_Requirements_. How many lines in the records below contain the word "юридических"? Give only the number.

─── Data records

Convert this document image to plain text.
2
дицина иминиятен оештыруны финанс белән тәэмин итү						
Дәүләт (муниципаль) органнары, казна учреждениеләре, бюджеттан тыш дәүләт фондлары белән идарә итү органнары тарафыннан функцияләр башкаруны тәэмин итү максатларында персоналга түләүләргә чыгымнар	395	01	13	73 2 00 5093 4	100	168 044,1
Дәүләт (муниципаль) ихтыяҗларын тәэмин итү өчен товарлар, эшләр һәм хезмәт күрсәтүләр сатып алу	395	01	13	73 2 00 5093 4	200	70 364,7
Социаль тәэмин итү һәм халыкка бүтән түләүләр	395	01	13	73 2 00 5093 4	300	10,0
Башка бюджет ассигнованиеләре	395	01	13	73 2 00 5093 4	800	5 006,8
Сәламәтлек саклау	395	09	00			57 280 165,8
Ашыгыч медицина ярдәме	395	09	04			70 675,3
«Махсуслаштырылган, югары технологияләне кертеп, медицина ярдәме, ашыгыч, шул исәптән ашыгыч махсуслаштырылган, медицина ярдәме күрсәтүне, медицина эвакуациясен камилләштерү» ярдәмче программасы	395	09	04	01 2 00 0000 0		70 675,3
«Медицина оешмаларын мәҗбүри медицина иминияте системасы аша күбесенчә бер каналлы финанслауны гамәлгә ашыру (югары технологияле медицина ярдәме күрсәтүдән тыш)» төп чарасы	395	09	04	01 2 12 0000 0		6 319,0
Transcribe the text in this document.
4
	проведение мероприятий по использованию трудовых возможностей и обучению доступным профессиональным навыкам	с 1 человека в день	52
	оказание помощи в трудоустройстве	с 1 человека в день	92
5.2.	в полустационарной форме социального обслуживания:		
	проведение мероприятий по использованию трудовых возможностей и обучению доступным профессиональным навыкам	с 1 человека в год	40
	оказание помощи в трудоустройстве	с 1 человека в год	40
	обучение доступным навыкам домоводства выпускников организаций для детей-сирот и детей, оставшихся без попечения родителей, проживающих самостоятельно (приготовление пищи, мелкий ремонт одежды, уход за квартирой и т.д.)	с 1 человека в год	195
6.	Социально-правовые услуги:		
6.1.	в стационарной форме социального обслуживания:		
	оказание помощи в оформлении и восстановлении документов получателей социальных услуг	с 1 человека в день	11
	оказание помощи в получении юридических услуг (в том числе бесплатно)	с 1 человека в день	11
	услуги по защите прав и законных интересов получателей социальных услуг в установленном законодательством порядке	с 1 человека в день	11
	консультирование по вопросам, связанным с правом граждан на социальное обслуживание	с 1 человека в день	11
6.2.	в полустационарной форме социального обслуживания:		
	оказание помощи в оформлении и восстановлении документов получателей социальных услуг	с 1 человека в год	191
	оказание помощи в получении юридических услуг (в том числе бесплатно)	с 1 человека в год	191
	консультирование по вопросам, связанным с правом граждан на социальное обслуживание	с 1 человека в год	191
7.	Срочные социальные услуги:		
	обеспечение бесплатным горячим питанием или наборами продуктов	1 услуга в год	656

──────
─── Data records

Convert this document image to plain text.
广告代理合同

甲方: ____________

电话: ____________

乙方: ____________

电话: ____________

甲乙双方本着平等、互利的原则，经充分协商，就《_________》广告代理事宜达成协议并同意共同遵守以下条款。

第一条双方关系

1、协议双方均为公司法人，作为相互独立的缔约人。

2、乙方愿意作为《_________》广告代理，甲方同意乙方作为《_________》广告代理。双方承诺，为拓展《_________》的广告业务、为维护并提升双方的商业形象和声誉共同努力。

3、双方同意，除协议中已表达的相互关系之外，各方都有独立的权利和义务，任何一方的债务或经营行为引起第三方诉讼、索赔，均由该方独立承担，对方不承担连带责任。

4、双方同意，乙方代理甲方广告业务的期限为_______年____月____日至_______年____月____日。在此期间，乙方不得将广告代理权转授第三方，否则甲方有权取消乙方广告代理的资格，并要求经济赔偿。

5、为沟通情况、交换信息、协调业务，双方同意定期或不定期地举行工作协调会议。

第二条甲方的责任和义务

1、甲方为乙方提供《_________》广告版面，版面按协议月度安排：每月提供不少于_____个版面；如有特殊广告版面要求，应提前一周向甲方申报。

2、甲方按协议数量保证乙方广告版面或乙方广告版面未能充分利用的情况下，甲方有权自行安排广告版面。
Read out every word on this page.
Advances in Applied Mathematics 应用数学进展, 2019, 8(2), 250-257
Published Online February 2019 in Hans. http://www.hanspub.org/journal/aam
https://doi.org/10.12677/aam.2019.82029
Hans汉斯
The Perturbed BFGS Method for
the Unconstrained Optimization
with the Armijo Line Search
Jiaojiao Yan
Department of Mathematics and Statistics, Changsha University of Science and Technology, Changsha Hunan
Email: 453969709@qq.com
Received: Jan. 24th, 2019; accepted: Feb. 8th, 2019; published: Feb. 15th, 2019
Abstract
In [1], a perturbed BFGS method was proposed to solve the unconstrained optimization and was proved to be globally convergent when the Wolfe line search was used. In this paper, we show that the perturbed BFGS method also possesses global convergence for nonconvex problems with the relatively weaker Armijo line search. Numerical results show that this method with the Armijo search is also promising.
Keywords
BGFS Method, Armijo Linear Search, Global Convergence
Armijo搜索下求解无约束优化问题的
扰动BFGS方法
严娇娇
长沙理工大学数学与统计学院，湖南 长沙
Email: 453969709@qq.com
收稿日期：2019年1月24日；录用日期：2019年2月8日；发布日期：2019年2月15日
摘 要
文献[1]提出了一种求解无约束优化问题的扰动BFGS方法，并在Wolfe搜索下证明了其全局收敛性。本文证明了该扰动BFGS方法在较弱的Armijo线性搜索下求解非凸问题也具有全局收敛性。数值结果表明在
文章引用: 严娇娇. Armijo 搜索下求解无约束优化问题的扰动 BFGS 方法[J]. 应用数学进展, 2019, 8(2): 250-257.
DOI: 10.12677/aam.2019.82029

──────

_Solution to this exercise_. 2